Rows from a figure dataset:
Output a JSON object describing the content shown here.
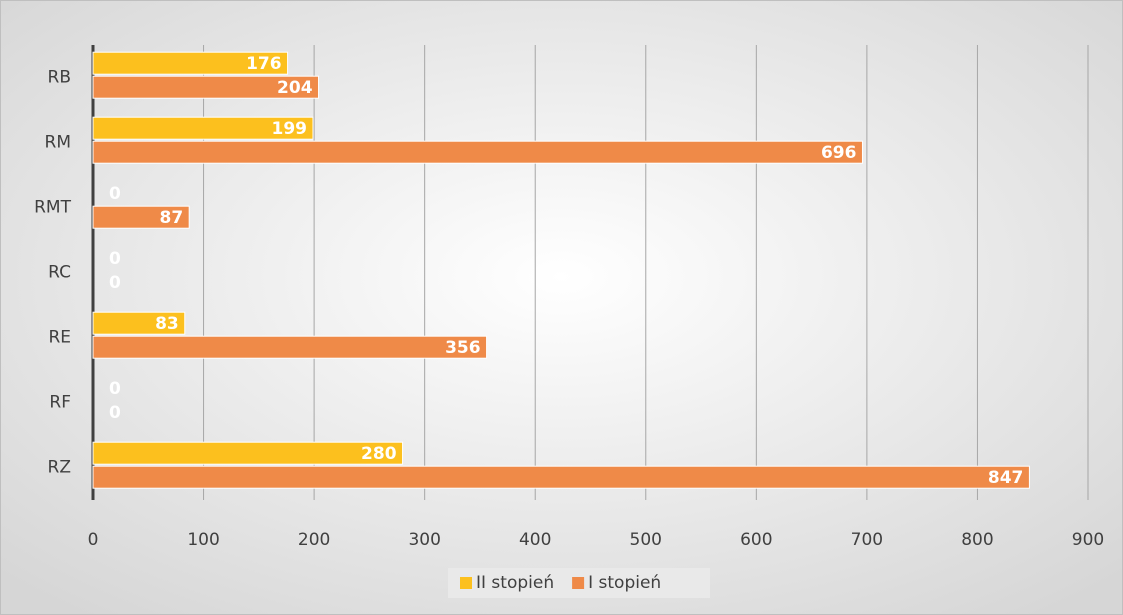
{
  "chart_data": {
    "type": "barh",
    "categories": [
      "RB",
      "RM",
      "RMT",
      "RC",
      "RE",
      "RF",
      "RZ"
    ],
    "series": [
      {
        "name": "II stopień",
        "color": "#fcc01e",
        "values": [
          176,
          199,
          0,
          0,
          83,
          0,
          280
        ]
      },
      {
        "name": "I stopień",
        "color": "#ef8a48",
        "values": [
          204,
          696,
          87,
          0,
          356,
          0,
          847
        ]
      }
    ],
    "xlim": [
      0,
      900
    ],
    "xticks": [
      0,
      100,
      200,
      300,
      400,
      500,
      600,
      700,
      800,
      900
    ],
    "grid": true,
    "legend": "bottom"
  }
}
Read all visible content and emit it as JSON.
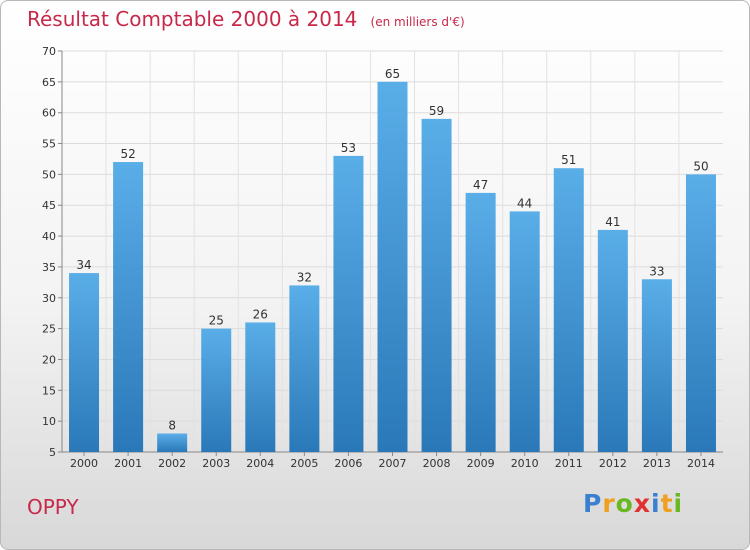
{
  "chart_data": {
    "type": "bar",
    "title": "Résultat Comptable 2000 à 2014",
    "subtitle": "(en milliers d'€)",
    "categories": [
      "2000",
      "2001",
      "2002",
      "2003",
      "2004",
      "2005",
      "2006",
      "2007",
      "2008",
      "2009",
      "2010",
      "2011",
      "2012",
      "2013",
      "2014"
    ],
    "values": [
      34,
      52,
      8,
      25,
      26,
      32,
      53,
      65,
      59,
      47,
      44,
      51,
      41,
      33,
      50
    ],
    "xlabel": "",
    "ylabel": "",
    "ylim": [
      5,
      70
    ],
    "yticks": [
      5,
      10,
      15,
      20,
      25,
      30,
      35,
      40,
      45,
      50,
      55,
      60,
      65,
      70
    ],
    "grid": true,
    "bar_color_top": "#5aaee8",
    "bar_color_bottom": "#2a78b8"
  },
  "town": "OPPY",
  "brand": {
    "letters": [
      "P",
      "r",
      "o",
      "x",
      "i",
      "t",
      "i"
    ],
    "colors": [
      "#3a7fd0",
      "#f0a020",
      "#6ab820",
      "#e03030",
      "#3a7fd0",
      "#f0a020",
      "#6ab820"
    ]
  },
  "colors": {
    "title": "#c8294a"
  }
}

(Aim) All records must be output exactly as they are, except for the pictures, which are left out.

(Written reply)
Output a JSON object describing the content shown here.
{
  "chart_data": {
    "type": "barh",
    "categories": [
      "RB",
      "RM",
      "RMT",
      "RC",
      "RE",
      "RF",
      "RZ"
    ],
    "series": [
      {
        "name": "II stopień",
        "color": "#fcc01e",
        "values": [
          176,
          199,
          0,
          0,
          83,
          0,
          280
        ]
      },
      {
        "name": "I stopień",
        "color": "#ef8a48",
        "values": [
          204,
          696,
          87,
          0,
          356,
          0,
          847
        ]
      }
    ],
    "xlim": [
      0,
      900
    ],
    "xticks": [
      0,
      100,
      200,
      300,
      400,
      500,
      600,
      700,
      800,
      900
    ],
    "grid": true,
    "legend": "bottom"
  }
}
Read all visible content and emit it as JSON.
{
  "chart_data": {
    "type": "bar",
    "title": "Résultat Comptable 2000 à 2014",
    "subtitle": "(en milliers d'€)",
    "categories": [
      "2000",
      "2001",
      "2002",
      "2003",
      "2004",
      "2005",
      "2006",
      "2007",
      "2008",
      "2009",
      "2010",
      "2011",
      "2012",
      "2013",
      "2014"
    ],
    "values": [
      34,
      52,
      8,
      25,
      26,
      32,
      53,
      65,
      59,
      47,
      44,
      51,
      41,
      33,
      50
    ],
    "xlabel": "",
    "ylabel": "",
    "ylim": [
      5,
      70
    ],
    "yticks": [
      5,
      10,
      15,
      20,
      25,
      30,
      35,
      40,
      45,
      50,
      55,
      60,
      65,
      70
    ],
    "grid": true,
    "bar_color_top": "#5aaee8",
    "bar_color_bottom": "#2a78b8"
  },
  "town": "OPPY",
  "brand": {
    "letters": [
      "P",
      "r",
      "o",
      "x",
      "i",
      "t",
      "i"
    ],
    "colors": [
      "#3a7fd0",
      "#f0a020",
      "#6ab820",
      "#e03030",
      "#3a7fd0",
      "#f0a020",
      "#6ab820"
    ]
  },
  "colors": {
    "title": "#c8294a"
  }
}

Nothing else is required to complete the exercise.